== WHAT THIS TASK INVOLVES ==
Copy out all lines that hold "kurs".

== RECORDS SHOWN ==

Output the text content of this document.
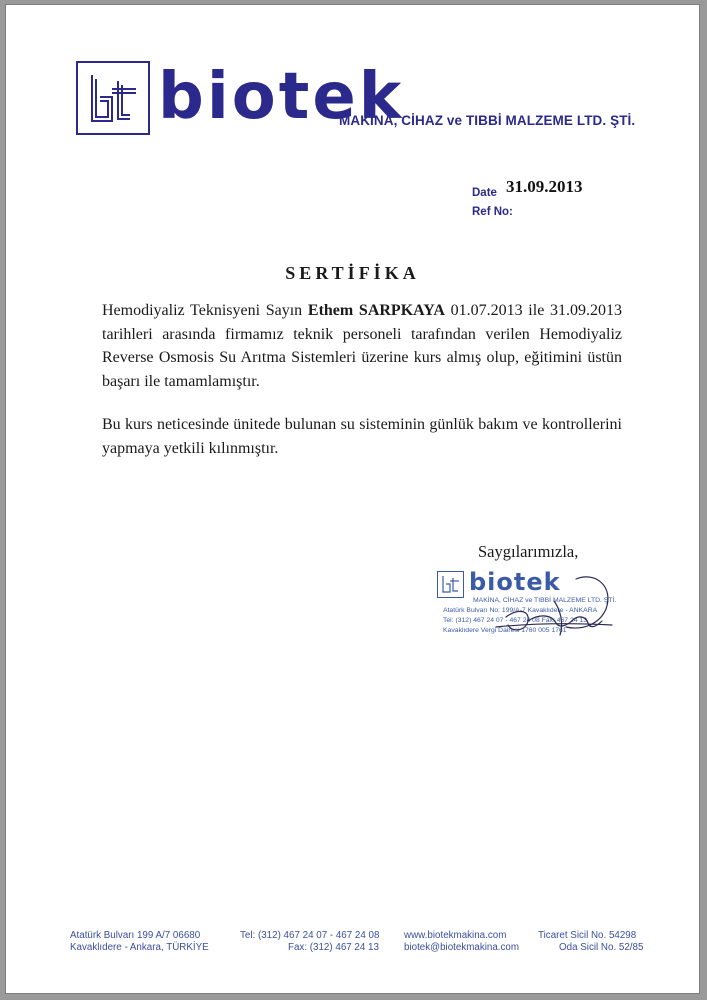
biotek
MAKİNA, CİHAZ ve TIBBİ MALZEME LTD. ŞTİ.
Date 31.09.2013
Ref No:
SERTİFİKA
Hemodiyaliz Teknisyeni Sayın Ethem SARPKAYA 01.07.2013 ile 31.09.2013 tarihleri arasında firmamız teknik personeli tarafından verilen Hemodiyaliz Reverse Osmosis Su Arıtma Sistemleri üzerine kurs almış olup, eğitimini üstün başarı ile tamamlamıştır.
Bu kurs neticesinde ünitede bulunan su sisteminin günlük bakım ve kontrollerini yapmaya yetkili kılınmıştır.
Saygılarımızla,
biotek
MAKİNA, CİHAZ ve TIBBİ MALZEME LTD. ŞTİ.
Atatürk Bulvarı No: 199/A-7 Kavaklıdere - ANKARA
Tel: (312) 467 24 07 - 467 24 08 Fax: 467 24 13
Kavaklıdere Vergi Dairesi 1760 005 1761
Atatürk Bulvarı 199 A/7 06680
Kavaklıdere - Ankara, TÜRKİYE
Tel: (312) 467 24 07 - 467 24 08
Fax: (312) 467 24 13
www.biotekmakina.com
biotek@biotekmakina.com
Ticaret Sicil No. 54298
Oda Sicil No. 52/85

== RESPONSE TO THIS TASK ==
Hemodiyaliz Teknisyeni Sayın Ethem SARPKAYA 01.07.2013 ile 31.09.2013 tarihleri arasında firmamız teknik personeli tarafından verilen Hemodiyaliz Reverse Osmosis Su Arıtma Sistemleri üzerine kurs almış olup, eğitimini üstün başarı ile tamamlamıştır.
Bu kurs neticesinde ünitede bulunan su sisteminin günlük bakım ve kontrollerini yapmaya yetkili kılınmıştır.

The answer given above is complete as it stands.